KTO Üniversitesinin durumu, Konya Ticareti ve büyüme, MKYK üyeliği süreci gibi çeşitli soruları cevaplayan Öztürk, Konya’nın gelecek vizyonunun önemine dikkat çekti.
Sami GEDİZ: Ticaret odasından sonra üniversiteyi devir aldınız, üniversite ile ilgili yoğun çabalarınız oldu geldiğiniz dönemden beri üniversitede ne gibi aşamalar kaydedildi? Yenilik olarak neler geldi?
Selçuk ÖZTÜRK: Üniversitenin kuruluşundan bugüne kadar emeği geçen herkese çok teşekkür ediyorum. Özellikle hem vakfın hem üniversitemizin Kurucu Başkanı Hüseyin Üzülmez’e bu vizyonun ufku için ve harcadığı emek için, onunla beraber görev yapan ve daha başkanlık için görev yapan arkadaşlara da çok teşekkür ediyorum. Konya’nın ilk vakıf üniversitesi odalar anlamındaki de 4. üniversite. TOBB’un bir üniversitesi var İstanbul ve İzmir ticaret odasının bir üniversitesi var, bizden sonra da sadece Deniz Ticaret Odaları kurabildi. Bu bakımdan bakıldığında Türkiye’de özel bir üniversite kurmak için vakıf kurmak gerekir. Bizimki bu acıdan gerçek bir vakıf üniversitesi. Görevi devir aldığımızdan bu yana başarı sağlayabilmek için yoğun çabalar sarf ettik. Bu noktada hem o zaman başbakan olan Cumhurbaşkanımız hem Başbakanımız Ahmet Davutoğlu’nun çok yoğun desteğini aldık. Bu desteklerle üniversite hızla büyüyor. Bin 500 olan nüfusumuzu bugün 4 bine çıkardık. Fakülte sayımız 7’yı buldu. Akademik kadro 200’u geçti. Yeni binalar kazandırıyoruz, beraberinde yeni öğrenciler kazandırıyoruz. Hızlı bir şekilde üniversiteyi daha da büyütmeye çalışıyoruz. Güzel bir noktaya geldiğimizi düşünüyorum. Türkiye’deki özel üniversitelerin doluluk oranına bakarsak en yüksek doluluk oranına sahip üniversitelerden bir tanesi haline geldik. Son dönemde yüzde 98’lik doluluk oranı yakaladık, bu çok büyük bir başarı. Beraberinde ilk 10 binden çok sayıda öğrenci almaya başladık. İlk binden öğrenci aldık. Karatay Üniversitesi kurumsallığı yakalamış üniversite olarak derinliği artmış bir üniversite oldu. Kendi yaşıtları içerisinde ki en iyi üniversitelerden bir tanesi diyebiliriz. Büyük hedeflerimiz var. Üniversitemizi Türkiye deki en iyi 50 üniversite arasına sokmak, daha sonra 10 üniversite arasına sokmak. Uluslararası anlamda da bir üniversite haline getirmek. Bu anlamdaki vizyonumuzu ve hedeflerimizi belirledik. Çalışma programlarımızı da yaptık yoğun bir şekilde çalışmaya devam ediyoruz.
---------------
Görev 1:
Aşağıdaki soruları gösterilen metne göre cevaplayın ve cevapları da (a), (b), (c) ile işaretleyin.
(a) Vakfın ve üniversitenin Kurucu Başkanı kimdir?
(b) Öztürk'e göre üniversitenin nüfusu kaçtan kaça çıkarıldı?
(c) Son dönemde yakalanan doluluk oranı yüzde kaçtır?

Veri kümesi kayıtları
---------------
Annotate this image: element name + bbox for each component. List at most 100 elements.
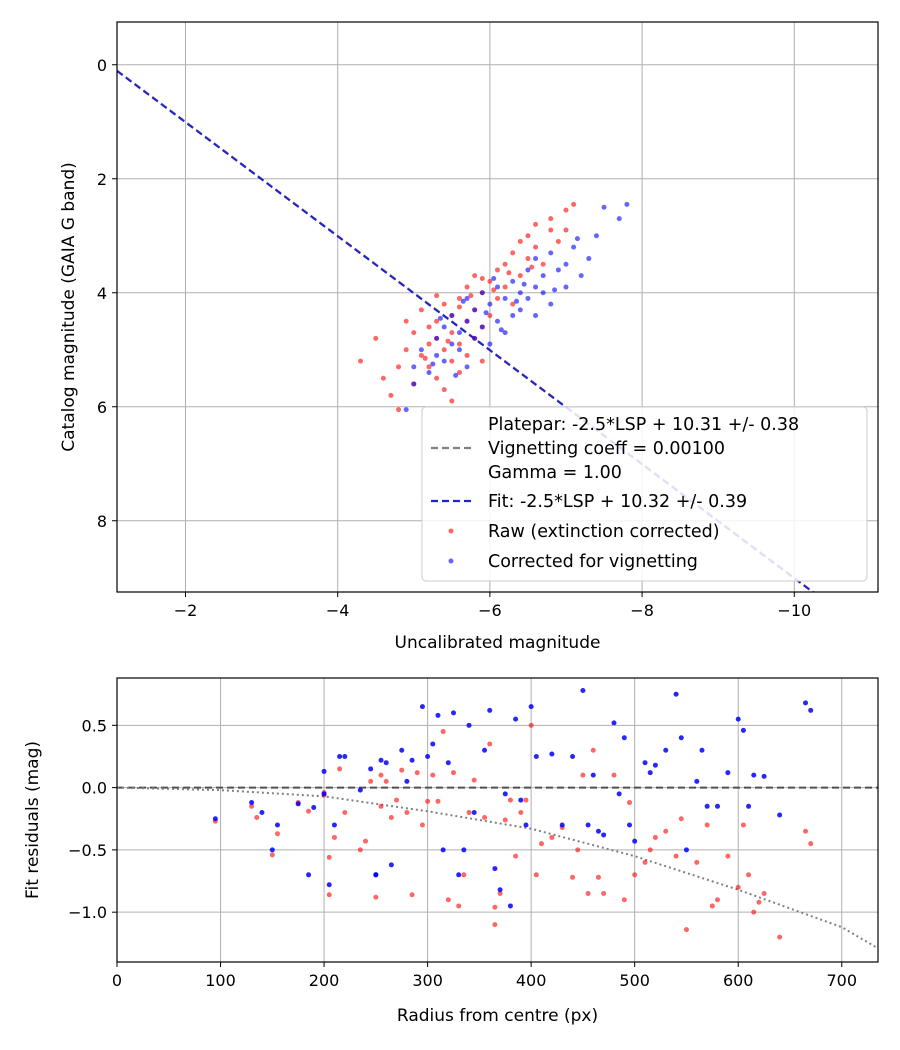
top-point-raw [548,227,554,233]
top-point-corrected [437,315,443,321]
top-y-tick-label: 6 [97,398,107,417]
bottom-point-raw [673,853,679,859]
bottom-point-raw [466,810,472,816]
bottom-point-raw [621,897,627,903]
top-point-raw [533,244,539,250]
top-point-corrected [510,313,516,319]
bottom-point-corrected [321,768,327,774]
top-point-raw [434,293,440,299]
bottom-point-corrected [357,787,363,793]
top-point-raw [449,358,455,364]
top-point-corrected [525,295,531,301]
top-point-raw [396,364,402,370]
bottom-point-raw [533,872,539,878]
bottom-point-corrected [502,791,508,797]
top-point-raw [479,276,485,281]
top-point-raw [456,341,462,347]
top-point-corrected [495,284,500,290]
bottom-point-corrected [663,747,669,753]
top-point-corrected [555,267,561,273]
bottom-point-corrected [616,791,622,797]
top-point-corrected [430,361,436,367]
top-point-raw [426,364,432,370]
bottom-point-corrected [601,832,607,838]
bottom-point-corrected [466,722,472,728]
top-point-raw [422,355,428,361]
bottom-point-corrected [746,803,752,809]
bottom-point-raw [663,828,669,834]
top-point-raw [563,227,569,233]
legend-platepar-line: Platepar: -2.5*LSP + 10.31 +/- 0.38 [488,415,799,435]
top-point-raw [449,330,455,336]
bottom-point-raw [756,899,762,905]
bottom-point-raw [430,772,436,778]
bottom-point-corrected [388,862,394,868]
bottom-point-corrected [652,762,658,768]
top-point-raw [555,238,561,244]
bottom-point-corrected [456,872,462,878]
bottom-x-tick-label: 200 [309,971,340,990]
top-point-corrected [578,273,584,279]
bottom-y-tick-label: 0.0 [82,779,107,798]
legend-box [421,406,868,582]
bottom-point-corrected [461,847,467,853]
top-x-tick-label: −8 [630,601,654,620]
top-point-corrected [460,298,466,304]
bottom-point-corrected [735,716,741,722]
bottom-point-raw [414,770,420,776]
top-point-corrected [434,335,440,341]
bottom-point-raw [342,810,348,816]
bottom-point-raw [652,834,658,840]
bottom-point-raw [362,838,368,844]
top-y-tick-label: 4 [97,284,107,303]
top-x-tick-label: −6 [478,601,502,620]
top-point-corrected [601,204,607,210]
bottom-point-raw [497,890,503,896]
top-point-corrected [495,318,500,324]
bottom-point-corrected [621,735,627,741]
top-point-raw [464,352,470,358]
bottom-point-raw [388,815,394,821]
top-point-corrected [510,278,516,284]
top-point-corrected [426,370,432,376]
top-point-corrected [479,290,485,296]
bottom-point-corrected [373,872,379,878]
top-point-raw [479,358,485,364]
bottom-point-raw [694,859,700,865]
bottom-point-raw [580,772,586,778]
bottom-point-raw [683,927,689,933]
top-point-raw [456,304,462,310]
bottom-point-corrected [269,847,275,853]
top-point-raw [403,318,409,324]
top-point-corrected [456,347,462,353]
bottom-point-raw [306,808,312,814]
top-point-corrected [411,381,417,387]
bottom-point-raw [269,852,275,858]
bottom-point-corrected [595,828,601,834]
bottom-point-raw [539,841,544,847]
top-point-corrected [593,233,599,239]
top-point-corrected [441,358,447,364]
top-point-corrected [449,313,455,319]
top-point-raw [418,307,424,313]
bottom-point-raw [735,884,741,890]
bottom-point-corrected [311,805,317,811]
top-point-raw [441,387,447,393]
top-point-corrected [517,307,523,313]
bottom-point-raw [513,853,519,859]
bottom-point-corrected [399,747,405,753]
top-point-corrected [498,327,504,333]
bottom-point-raw [611,772,617,778]
bottom-point-raw [445,897,451,903]
top-point-raw [441,347,447,353]
bottom-point-raw [326,854,332,860]
bottom-point-raw [528,722,534,728]
bottom-point-corrected [487,707,493,713]
bottom-point-raw [249,803,255,809]
bottom-point-raw [456,903,462,909]
bottom-point-raw [751,909,757,915]
top-point-raw [495,295,500,301]
top-x-tick-label: −2 [174,601,198,620]
bottom-point-raw [378,772,384,778]
top-point-corrected [487,341,493,347]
---------------
Görev 2:
Lütfen kayıtlarda "top-point-raw [548,227,554,233]" içeren satırdan "top-x-tick-label: −8 [630,601,654,620]" içeren satıra kadar her şeyi, bu iki satır da dahil olmak üzere, aynen yeniden yazın.

Cevap 1:
(a) Hüseyin Üzülmez.
(b) Bin 500'den 4 bine çıkarıldı.
(c) Yüzde 98.

Cevap 2:
top-point-raw [548,227,554,233]
top-point-corrected [437,315,443,321]
top-y-tick-label: 6 [97,398,107,417]
bottom-point-raw [673,853,679,859]
bottom-point-raw [466,810,472,816]
bottom-point-raw [621,897,627,903]
top-point-raw [533,244,539,250]
top-point-corrected [510,313,516,319]
bottom-point-corrected [321,768,327,774]
top-point-raw [434,293,440,299]
bottom-point-corrected [357,787,363,793]
top-point-raw [449,358,455,364]
top-point-corrected [525,295,531,301]
top-point-raw [396,364,402,370]
bottom-point-raw [533,872,539,878]
bottom-point-corrected [502,791,508,797]
top-point-raw [479,276,485,281]
top-point-raw [456,341,462,347]
top-point-corrected [495,284,500,290]
bottom-point-corrected [663,747,669,753]
top-point-corrected [555,267,561,273]
bottom-point-corrected [616,791,622,797]
top-point-corrected [430,361,436,367]
top-point-raw [426,364,432,370]
bottom-point-corrected [601,832,607,838]
bottom-point-corrected [466,722,472,728]
top-point-raw [422,355,428,361]
bottom-point-corrected [746,803,752,809]
bottom-point-raw [663,828,669,834]
top-point-raw [563,227,569,233]
legend-platepar-line: Platepar: -2.5*LSP + 10.31 +/- 0.38 [488,415,799,435]
top-point-raw [449,330,455,336]
bottom-point-raw [756,899,762,905]
bottom-point-raw [430,772,436,778]
bottom-point-corrected [388,862,394,868]
bottom-point-corrected [652,762,658,768]
top-point-raw [555,238,561,244]
bottom-point-corrected [456,872,462,878]
bottom-x-tick-label: 200 [309,971,340,990]
top-point-corrected [578,273,584,279]
bottom-y-tick-label: 0.0 [82,779,107,798]
legend-box [421,406,868,582]
bottom-point-corrected [461,847,467,853]
top-x-tick-label: −8 [630,601,654,620]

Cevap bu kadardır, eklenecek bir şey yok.